=== Information provided ===
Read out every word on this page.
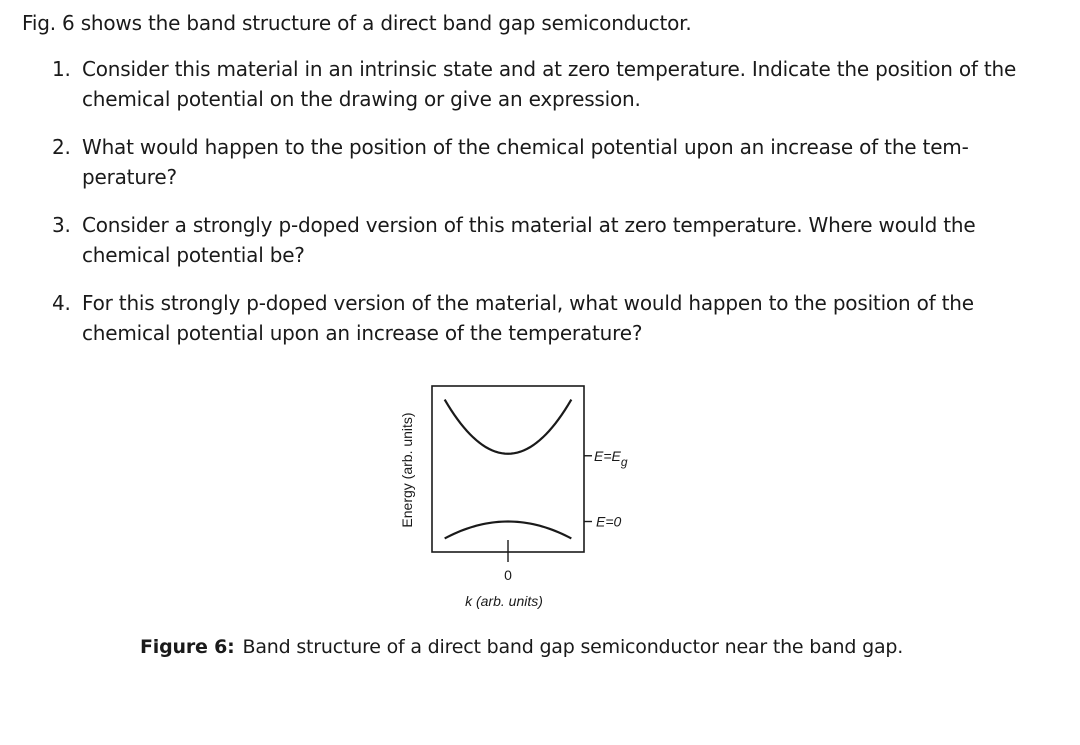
Fig. 6 shows the band structure of a direct band gap semiconductor.
1. Consider this material in an intrinsic state and at zero temperature. Indicate the position of the chemical potential on the drawing or give an expression.
2. What would happen to the position of the chemical potential upon an increase of the tem- perature?
3. Consider a strongly p-doped version of this material at zero temperature. Where would the chemical potential be?
4. For this strongly p-doped version of the material, what would happen to the position of the chemical potential upon an increase of the temperature?
Energy (arb. units)
k (arb. units)
0
E=Eg
E=0
Figure 6: Band structure of a direct band gap semiconductor near the band gap.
===
(Given instruction) Identify the lines above that contain the word "zero", then copy them.

(Exercise result)
1. Consider this material in an intrinsic state and at zero temperature. Indicate the position of the chemical potential on the drawing or give an expression.
3. Consider a strongly p-doped version of this material at zero temperature. Where would the chemical potential be?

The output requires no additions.